DATA IN THIS EXERCISE start
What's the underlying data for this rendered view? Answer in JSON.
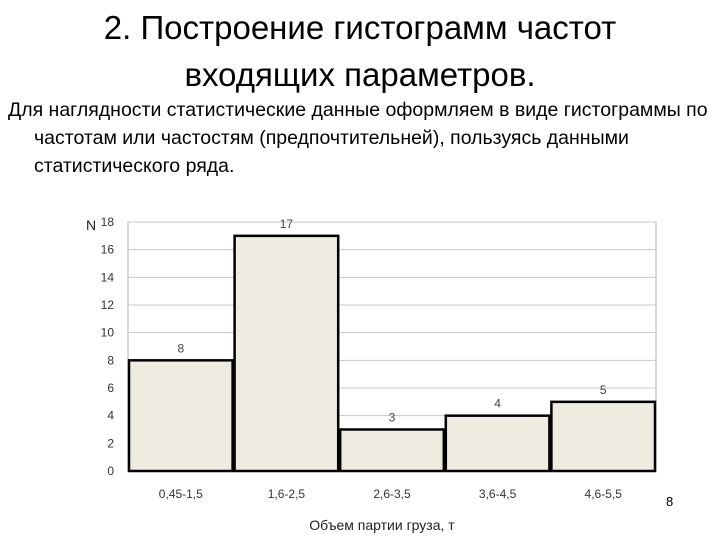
{
  "slide": {
    "title_line1": "2. Построение гистограмм частот",
    "title_line2": "входящих параметров.",
    "body": "Для наглядности статистические данные оформляем в виде гистограммы по частотам или частостям (предпочтительней), пользуясь данными статистического ряда.",
    "page_number": "8"
  },
  "chart_data": {
    "type": "bar",
    "categories": [
      "0,45-1,5",
      "1,6-2,5",
      "2,6-3,5",
      "3,6-4,5",
      "4,6-5,5"
    ],
    "values": [
      8,
      17,
      3,
      4,
      5
    ],
    "data_labels": [
      "8",
      "17",
      "3",
      "4",
      "5"
    ],
    "title": "",
    "xlabel": "Объем партии груза, т",
    "ylabel": "N",
    "ylim": [
      0,
      18
    ],
    "yticks": [
      "0",
      "2",
      "4",
      "6",
      "8",
      "10",
      "12",
      "14",
      "16",
      "18"
    ],
    "grid": true,
    "bar_color": "#eeece1",
    "bar_edge_color": "#000000",
    "legend": "none"
  }
}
DATA IN THIS EXERCISE end
◆ INSTRUCTIONS FOR THE TASK
With the pictures omitted, reproduce the records in full and exactly.

◆ COMPLETED TASK
What's the underlying data for this rendered view? Answer in JSON.
{
  "slide": {
    "title_line1": "2. Построение гистограмм частот",
    "title_line2": "входящих параметров.",
    "body": "Для наглядности статистические данные оформляем в виде гистограммы по частотам или частостям (предпочтительней), пользуясь данными статистического ряда.",
    "page_number": "8"
  },
  "chart_data": {
    "type": "bar",
    "categories": [
      "0,45-1,5",
      "1,6-2,5",
      "2,6-3,5",
      "3,6-4,5",
      "4,6-5,5"
    ],
    "values": [
      8,
      17,
      3,
      4,
      5
    ],
    "data_labels": [
      "8",
      "17",
      "3",
      "4",
      "5"
    ],
    "title": "",
    "xlabel": "Объем партии груза, т",
    "ylabel": "N",
    "ylim": [
      0,
      18
    ],
    "yticks": [
      "0",
      "2",
      "4",
      "6",
      "8",
      "10",
      "12",
      "14",
      "16",
      "18"
    ],
    "grid": true,
    "bar_color": "#eeece1",
    "bar_edge_color": "#000000",
    "legend": "none"
  }
}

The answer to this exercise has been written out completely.